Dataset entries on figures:
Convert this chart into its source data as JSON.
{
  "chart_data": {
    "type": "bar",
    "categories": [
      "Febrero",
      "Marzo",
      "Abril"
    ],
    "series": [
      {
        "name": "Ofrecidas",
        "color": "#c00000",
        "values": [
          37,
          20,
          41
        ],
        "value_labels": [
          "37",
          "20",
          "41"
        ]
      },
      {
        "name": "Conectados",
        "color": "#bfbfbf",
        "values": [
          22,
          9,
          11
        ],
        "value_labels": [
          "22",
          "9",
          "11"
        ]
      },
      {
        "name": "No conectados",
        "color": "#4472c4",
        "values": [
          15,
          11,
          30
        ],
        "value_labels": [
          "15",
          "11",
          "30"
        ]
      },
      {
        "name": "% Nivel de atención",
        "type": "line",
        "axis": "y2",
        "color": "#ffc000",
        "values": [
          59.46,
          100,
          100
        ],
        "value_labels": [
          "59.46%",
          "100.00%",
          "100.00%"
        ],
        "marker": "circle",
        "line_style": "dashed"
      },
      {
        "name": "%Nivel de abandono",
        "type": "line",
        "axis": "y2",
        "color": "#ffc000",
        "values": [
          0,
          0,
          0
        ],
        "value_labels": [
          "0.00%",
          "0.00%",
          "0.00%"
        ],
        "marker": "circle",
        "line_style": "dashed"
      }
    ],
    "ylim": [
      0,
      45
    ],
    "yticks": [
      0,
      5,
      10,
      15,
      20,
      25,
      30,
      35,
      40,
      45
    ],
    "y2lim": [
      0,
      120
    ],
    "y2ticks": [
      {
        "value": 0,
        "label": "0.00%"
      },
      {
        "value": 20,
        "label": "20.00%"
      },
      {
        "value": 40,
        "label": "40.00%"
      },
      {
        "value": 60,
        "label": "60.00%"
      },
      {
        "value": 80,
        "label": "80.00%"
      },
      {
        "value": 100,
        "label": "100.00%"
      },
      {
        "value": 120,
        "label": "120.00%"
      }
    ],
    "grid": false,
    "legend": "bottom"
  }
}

PROBLEM TO SOLVE: Reproduce all data above, unchanged.

RESPONSE TO THIS EXERCISE:
Convert this chart into its source data as JSON.
{
  "chart_data": {
    "type": "bar",
    "categories": [
      "Febrero",
      "Marzo",
      "Abril"
    ],
    "series": [
      {
        "name": "Ofrecidas",
        "color": "#c00000",
        "values": [
          37,
          20,
          41
        ],
        "value_labels": [
          "37",
          "20",
          "41"
        ]
      },
      {
        "name": "Conectados",
        "color": "#bfbfbf",
        "values": [
          22,
          9,
          11
        ],
        "value_labels": [
          "22",
          "9",
          "11"
        ]
      },
      {
        "name": "No conectados",
        "color": "#4472c4",
        "values": [
          15,
          11,
          30
        ],
        "value_labels": [
          "15",
          "11",
          "30"
        ]
      },
      {
        "name": "% Nivel de atención",
        "type": "line",
        "axis": "y2",
        "color": "#ffc000",
        "values": [
          59.46,
          100,
          100
        ],
        "value_labels": [
          "59.46%",
          "100.00%",
          "100.00%"
        ],
        "marker": "circle",
        "line_style": "dashed"
      },
      {
        "name": "%Nivel de abandono",
        "type": "line",
        "axis": "y2",
        "color": "#ffc000",
        "values": [
          0,
          0,
          0
        ],
        "value_labels": [
          "0.00%",
          "0.00%",
          "0.00%"
        ],
        "marker": "circle",
        "line_style": "dashed"
      }
    ],
    "ylim": [
      0,
      45
    ],
    "yticks": [
      0,
      5,
      10,
      15,
      20,
      25,
      30,
      35,
      40,
      45
    ],
    "y2lim": [
      0,
      120
    ],
    "y2ticks": [
      {
        "value": 0,
        "label": "0.00%"
      },
      {
        "value": 20,
        "label": "20.00%"
      },
      {
        "value": 40,
        "label": "40.00%"
      },
      {
        "value": 60,
        "label": "60.00%"
      },
      {
        "value": 80,
        "label": "80.00%"
      },
      {
        "value": 100,
        "label": "100.00%"
      },
      {
        "value": 120,
        "label": "120.00%"
      }
    ],
    "grid": false,
    "legend": "bottom"
  }
}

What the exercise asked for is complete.